What you need to do
Going line by line through the entries below, tally those that hold the string "range". Give only the total.

Given data
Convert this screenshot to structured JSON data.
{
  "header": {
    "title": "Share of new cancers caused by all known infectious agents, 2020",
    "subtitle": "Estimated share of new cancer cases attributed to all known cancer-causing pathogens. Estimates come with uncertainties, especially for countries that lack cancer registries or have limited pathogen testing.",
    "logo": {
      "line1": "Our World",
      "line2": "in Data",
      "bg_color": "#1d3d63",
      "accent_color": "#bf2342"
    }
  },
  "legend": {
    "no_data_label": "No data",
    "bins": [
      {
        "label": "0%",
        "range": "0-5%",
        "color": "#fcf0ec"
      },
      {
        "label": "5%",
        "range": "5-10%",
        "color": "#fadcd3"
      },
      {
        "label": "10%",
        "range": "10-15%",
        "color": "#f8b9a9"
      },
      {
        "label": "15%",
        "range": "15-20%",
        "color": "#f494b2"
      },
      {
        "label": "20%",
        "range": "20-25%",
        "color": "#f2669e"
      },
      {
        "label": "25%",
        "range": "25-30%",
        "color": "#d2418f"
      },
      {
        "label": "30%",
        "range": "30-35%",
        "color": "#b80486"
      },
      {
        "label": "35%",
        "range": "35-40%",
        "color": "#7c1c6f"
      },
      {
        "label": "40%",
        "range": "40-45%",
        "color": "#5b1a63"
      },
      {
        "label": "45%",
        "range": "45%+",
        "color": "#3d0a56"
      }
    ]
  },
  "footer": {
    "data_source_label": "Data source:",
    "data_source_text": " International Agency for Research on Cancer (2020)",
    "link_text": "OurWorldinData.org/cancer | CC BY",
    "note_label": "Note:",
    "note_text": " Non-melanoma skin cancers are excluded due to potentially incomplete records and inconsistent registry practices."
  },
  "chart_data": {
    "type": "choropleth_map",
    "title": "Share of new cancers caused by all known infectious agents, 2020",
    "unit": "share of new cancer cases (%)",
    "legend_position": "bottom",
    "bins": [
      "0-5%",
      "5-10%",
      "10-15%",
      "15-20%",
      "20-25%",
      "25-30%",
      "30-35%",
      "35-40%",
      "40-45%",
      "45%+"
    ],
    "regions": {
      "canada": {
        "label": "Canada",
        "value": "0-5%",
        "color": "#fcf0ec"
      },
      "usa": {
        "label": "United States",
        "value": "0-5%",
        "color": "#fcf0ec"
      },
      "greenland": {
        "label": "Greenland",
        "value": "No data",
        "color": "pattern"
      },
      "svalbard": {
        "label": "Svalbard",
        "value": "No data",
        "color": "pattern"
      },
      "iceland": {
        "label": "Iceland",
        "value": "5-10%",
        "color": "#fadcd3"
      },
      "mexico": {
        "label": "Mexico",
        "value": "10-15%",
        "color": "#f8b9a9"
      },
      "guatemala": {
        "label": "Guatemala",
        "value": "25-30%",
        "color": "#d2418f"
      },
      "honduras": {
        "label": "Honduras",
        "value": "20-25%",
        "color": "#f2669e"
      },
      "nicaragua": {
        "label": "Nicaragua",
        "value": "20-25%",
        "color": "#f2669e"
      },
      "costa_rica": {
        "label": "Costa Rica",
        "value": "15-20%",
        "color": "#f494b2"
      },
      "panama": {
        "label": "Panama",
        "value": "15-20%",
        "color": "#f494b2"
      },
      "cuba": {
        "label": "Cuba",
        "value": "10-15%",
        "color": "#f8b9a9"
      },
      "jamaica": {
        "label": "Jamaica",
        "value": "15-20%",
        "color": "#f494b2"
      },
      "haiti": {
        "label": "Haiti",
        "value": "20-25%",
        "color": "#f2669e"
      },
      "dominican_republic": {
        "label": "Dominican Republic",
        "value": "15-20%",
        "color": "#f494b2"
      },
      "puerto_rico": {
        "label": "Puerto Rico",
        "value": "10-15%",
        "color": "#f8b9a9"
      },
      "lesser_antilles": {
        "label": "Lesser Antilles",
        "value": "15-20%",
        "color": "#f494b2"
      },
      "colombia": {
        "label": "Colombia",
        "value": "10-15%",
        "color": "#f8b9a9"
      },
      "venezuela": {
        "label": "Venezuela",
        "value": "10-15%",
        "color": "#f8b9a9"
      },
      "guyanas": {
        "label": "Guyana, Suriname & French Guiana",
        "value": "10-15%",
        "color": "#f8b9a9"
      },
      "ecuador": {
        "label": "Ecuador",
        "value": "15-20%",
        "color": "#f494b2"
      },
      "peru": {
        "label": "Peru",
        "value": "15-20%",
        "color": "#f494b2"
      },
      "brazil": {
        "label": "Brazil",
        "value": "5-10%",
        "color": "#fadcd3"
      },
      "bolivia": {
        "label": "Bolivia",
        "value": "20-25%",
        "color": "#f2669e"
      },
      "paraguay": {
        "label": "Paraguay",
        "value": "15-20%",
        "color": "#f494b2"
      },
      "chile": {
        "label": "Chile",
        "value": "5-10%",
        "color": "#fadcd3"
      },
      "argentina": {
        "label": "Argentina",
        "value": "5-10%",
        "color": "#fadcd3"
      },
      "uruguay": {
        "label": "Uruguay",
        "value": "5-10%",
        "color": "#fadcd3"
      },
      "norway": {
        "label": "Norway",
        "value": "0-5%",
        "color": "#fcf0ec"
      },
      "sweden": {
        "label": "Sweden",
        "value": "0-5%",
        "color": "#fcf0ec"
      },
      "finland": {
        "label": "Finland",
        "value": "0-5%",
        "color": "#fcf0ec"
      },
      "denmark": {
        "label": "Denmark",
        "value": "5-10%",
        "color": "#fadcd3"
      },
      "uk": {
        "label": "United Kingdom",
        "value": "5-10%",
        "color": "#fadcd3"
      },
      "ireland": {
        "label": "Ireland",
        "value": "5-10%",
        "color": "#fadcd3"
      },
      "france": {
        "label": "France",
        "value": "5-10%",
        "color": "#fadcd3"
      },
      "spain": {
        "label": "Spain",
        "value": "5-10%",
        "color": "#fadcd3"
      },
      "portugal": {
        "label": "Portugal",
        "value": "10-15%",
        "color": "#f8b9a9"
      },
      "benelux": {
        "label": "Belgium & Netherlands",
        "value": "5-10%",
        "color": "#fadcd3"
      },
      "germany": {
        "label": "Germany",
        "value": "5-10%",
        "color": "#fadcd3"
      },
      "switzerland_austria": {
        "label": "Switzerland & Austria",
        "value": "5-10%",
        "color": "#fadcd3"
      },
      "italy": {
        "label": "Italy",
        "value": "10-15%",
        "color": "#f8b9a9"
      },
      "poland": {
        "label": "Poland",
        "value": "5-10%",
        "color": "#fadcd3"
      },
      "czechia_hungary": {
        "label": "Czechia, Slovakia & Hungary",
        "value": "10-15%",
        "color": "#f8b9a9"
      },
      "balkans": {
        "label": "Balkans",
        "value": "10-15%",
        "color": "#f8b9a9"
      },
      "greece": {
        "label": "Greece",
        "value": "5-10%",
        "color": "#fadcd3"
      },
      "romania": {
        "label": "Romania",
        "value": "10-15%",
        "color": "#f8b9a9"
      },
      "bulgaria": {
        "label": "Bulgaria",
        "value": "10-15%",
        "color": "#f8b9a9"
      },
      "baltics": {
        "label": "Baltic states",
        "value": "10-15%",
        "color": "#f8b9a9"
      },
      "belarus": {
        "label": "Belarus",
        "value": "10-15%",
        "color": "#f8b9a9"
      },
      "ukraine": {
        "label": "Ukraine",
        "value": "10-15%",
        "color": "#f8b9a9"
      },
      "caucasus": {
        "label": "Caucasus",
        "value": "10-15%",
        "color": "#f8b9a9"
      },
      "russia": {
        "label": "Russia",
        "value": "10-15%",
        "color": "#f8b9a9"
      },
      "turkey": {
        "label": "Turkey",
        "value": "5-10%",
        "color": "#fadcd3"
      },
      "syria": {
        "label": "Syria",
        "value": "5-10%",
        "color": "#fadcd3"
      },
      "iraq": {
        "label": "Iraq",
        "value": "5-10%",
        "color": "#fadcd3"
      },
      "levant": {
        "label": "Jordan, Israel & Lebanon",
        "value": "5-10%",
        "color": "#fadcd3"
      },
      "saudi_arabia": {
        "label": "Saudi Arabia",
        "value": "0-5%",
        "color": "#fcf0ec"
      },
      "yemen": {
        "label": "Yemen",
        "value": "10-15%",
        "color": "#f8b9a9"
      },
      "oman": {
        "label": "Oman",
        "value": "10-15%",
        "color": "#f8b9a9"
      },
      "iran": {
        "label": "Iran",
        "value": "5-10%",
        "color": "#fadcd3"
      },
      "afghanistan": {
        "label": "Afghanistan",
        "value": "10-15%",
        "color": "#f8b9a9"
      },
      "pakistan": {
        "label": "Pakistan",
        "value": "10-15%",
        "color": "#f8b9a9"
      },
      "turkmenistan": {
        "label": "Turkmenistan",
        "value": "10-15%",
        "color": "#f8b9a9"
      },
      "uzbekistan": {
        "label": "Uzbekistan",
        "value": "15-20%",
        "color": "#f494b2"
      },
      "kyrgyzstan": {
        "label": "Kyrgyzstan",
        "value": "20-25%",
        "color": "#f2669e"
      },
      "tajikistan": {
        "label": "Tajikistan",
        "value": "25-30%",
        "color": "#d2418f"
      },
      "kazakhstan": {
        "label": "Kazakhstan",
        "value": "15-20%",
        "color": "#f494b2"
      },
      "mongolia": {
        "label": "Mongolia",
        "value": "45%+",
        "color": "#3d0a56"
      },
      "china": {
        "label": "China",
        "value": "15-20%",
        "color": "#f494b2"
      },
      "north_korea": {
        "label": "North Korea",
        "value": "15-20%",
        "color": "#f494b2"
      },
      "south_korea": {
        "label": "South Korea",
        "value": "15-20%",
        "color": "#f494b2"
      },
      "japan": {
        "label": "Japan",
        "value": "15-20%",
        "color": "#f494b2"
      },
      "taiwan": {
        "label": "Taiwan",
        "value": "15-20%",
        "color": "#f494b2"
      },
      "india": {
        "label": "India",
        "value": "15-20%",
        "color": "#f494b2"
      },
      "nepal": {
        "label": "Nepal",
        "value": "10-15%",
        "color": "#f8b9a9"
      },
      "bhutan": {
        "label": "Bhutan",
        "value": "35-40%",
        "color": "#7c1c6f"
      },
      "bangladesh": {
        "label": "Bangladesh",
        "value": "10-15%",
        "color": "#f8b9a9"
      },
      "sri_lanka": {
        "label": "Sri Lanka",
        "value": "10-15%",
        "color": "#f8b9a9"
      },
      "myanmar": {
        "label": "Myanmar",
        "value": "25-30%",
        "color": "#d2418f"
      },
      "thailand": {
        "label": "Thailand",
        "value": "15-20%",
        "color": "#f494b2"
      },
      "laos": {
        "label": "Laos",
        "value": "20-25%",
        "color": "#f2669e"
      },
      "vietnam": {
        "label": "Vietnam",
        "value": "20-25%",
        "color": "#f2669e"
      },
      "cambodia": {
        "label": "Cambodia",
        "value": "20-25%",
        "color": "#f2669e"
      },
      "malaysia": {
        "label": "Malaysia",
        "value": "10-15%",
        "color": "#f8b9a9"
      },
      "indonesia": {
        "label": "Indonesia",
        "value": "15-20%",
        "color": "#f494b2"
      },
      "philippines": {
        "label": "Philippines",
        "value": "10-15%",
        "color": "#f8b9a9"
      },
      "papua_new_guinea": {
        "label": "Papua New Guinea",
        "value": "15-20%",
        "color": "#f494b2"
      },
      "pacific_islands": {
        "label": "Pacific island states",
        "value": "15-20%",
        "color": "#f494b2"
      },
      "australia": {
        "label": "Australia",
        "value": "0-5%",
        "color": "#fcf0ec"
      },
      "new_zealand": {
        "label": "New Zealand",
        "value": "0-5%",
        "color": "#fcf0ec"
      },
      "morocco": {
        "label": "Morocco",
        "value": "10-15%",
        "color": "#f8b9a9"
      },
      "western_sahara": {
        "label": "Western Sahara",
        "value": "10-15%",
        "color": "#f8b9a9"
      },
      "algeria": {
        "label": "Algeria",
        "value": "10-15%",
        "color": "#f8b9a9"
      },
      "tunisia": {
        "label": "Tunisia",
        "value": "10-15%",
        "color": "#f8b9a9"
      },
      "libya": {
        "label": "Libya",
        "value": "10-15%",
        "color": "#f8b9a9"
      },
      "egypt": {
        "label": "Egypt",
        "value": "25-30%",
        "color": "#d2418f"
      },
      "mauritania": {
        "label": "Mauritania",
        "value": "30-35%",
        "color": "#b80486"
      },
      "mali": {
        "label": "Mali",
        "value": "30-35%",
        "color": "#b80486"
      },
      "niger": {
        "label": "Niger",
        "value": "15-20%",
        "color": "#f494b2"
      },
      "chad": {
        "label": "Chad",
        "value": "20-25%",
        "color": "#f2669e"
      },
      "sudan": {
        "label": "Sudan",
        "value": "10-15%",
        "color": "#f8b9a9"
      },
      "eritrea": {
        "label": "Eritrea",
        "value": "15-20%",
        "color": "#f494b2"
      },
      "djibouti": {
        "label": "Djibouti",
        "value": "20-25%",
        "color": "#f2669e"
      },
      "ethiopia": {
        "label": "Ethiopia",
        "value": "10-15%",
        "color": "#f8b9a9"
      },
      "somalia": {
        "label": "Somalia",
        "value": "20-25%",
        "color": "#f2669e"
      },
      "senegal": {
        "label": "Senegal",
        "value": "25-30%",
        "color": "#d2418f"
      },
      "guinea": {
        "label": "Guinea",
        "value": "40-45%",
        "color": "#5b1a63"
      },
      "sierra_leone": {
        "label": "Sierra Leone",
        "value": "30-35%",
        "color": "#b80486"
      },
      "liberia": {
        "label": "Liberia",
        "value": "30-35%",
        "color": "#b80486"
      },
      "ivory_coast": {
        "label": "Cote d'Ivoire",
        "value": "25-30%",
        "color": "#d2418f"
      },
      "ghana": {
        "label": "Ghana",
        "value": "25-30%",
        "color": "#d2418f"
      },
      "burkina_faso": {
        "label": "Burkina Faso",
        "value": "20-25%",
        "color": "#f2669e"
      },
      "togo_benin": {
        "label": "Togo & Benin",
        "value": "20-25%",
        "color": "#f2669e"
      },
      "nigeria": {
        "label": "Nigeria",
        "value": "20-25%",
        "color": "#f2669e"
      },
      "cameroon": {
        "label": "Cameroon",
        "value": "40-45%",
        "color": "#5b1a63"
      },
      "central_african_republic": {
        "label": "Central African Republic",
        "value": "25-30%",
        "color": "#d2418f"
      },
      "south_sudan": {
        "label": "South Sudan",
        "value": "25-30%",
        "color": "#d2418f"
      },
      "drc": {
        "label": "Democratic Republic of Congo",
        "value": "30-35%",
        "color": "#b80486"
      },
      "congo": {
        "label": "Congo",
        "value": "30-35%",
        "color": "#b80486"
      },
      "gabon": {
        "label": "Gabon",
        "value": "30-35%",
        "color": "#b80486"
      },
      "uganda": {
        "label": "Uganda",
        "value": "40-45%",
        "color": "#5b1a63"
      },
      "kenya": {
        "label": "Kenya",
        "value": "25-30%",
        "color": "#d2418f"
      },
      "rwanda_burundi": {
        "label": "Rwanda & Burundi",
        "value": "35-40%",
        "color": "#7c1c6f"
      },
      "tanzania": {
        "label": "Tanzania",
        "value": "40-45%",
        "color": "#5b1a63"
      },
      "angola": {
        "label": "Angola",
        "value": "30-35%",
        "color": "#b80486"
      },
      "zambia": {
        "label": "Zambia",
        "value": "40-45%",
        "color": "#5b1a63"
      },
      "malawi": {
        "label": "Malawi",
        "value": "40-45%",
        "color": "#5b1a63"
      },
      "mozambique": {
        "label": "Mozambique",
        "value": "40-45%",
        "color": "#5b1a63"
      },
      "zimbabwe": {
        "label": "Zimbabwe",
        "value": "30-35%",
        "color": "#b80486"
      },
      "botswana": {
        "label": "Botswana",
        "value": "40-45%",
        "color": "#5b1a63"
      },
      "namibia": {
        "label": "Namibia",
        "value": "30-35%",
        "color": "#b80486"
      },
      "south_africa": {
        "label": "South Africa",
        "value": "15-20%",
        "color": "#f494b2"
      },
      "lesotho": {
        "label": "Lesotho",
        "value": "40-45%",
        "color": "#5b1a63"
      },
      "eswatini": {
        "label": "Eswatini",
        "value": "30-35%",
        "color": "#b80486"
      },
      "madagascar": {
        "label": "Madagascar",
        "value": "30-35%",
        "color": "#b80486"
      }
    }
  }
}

Exercise response
10